Supplied data:

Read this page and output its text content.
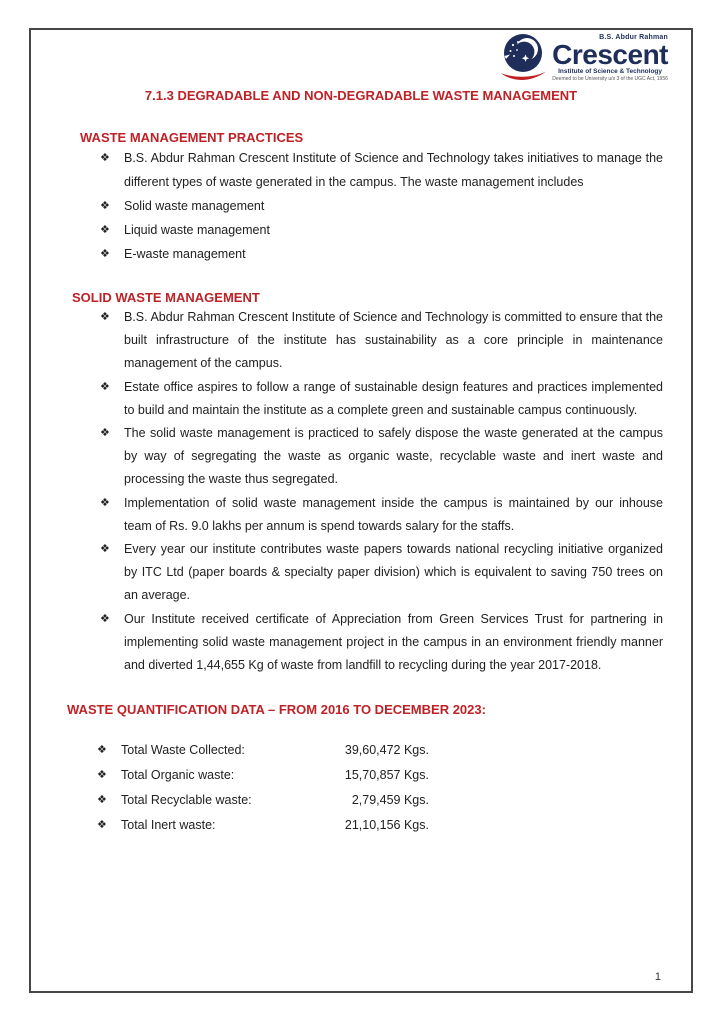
B.S. Abdur Rahman
Crescent
Institute of Science & Technology
Deemed to be University u/s 3 of the UGC Act, 1956
7.1.3 DEGRADABLE AND NON-DEGRADABLE WASTE MANAGEMENT
WASTE MANAGEMENT PRACTICES
❖	B.S. Abdur Rahman Crescent Institute of Science and Technology takes initiatives to manage the different types of waste generated in the campus. The waste management includes
❖	Solid waste management
❖	Liquid waste management
❖	E-waste management
SOLID WASTE MANAGEMENT
❖	B.S. Abdur Rahman Crescent Institute of Science and Technology is committed to ensure that the built infrastructure of the institute has sustainability as a core principle in maintenance management of the campus.
❖	Estate office aspires to follow a range of sustainable design features and practices implemented to build and maintain the institute as a complete green and sustainable campus continuously.
❖	The solid waste management is practiced to safely dispose the waste generated at the campus by way of segregating the waste as organic waste, recyclable waste and inert waste and processing the waste thus segregated.
❖	Implementation of solid waste management inside the campus is maintained by our inhouse team of Rs. 9.0 lakhs per annum is spend towards salary for the staffs.
❖	Every year our institute contributes waste papers towards national recycling initiative organized by ITC Ltd (paper boards & specialty paper division) which is equivalent to saving 750 trees on an average.
❖	Our Institute received certificate of Appreciation from Green Services Trust for partnering in implementing solid waste management project in the campus in an environment friendly manner and diverted 1,44,655 Kg of waste from landfill to recycling during the year 2017-2018.
WASTE QUANTIFICATION DATA – FROM 2016 TO DECEMBER 2023:
❖	Total Waste Collected:	39,60,472 Kgs.
❖	Total Organic waste:	15,70,857 Kgs.
❖	Total Recyclable waste:	2,79,459 Kgs.
❖	Total Inert waste:	21,10,156 Kgs.
1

Task description: All the lines above are to be given again exactly as they read, with the pictures removed.

Answer to this exercise:
Read this page and output its text content.
B.S. Abdur Rahman
Crescent
Institute of Science & Technology
Deemed to be University u/s 3 of the UGC Act, 1956
7.1.3 DEGRADABLE AND NON-DEGRADABLE WASTE MANAGEMENT
WASTE MANAGEMENT PRACTICES
❖	B.S. Abdur Rahman Crescent Institute of Science and Technology takes initiatives to manage the different types of waste generated in the campus. The waste management includes
❖	Solid waste management
❖	Liquid waste management
❖	E-waste management
SOLID WASTE MANAGEMENT
❖	B.S. Abdur Rahman Crescent Institute of Science and Technology is committed to ensure that the built infrastructure of the institute has sustainability as a core principle in maintenance management of the campus.
❖	Estate office aspires to follow a range of sustainable design features and practices implemented to build and maintain the institute as a complete green and sustainable campus continuously.
❖	The solid waste management is practiced to safely dispose the waste generated at the campus by way of segregating the waste as organic waste, recyclable waste and inert waste and processing the waste thus segregated.
❖	Implementation of solid waste management inside the campus is maintained by our inhouse team of Rs. 9.0 lakhs per annum is spend towards salary for the staffs.
❖	Every year our institute contributes waste papers towards national recycling initiative organized by ITC Ltd (paper boards & specialty paper division) which is equivalent to saving 750 trees on an average.
❖	Our Institute received certificate of Appreciation from Green Services Trust for partnering in implementing solid waste management project in the campus in an environment friendly manner and diverted 1,44,655 Kg of waste from landfill to recycling during the year 2017-2018.
WASTE QUANTIFICATION DATA – FROM 2016 TO DECEMBER 2023:
❖	Total Waste Collected:	39,60,472 Kgs.
❖	Total Organic waste:	15,70,857 Kgs.
❖	Total Recyclable waste:	2,79,459 Kgs.
❖	Total Inert waste:	21,10,156 Kgs.
1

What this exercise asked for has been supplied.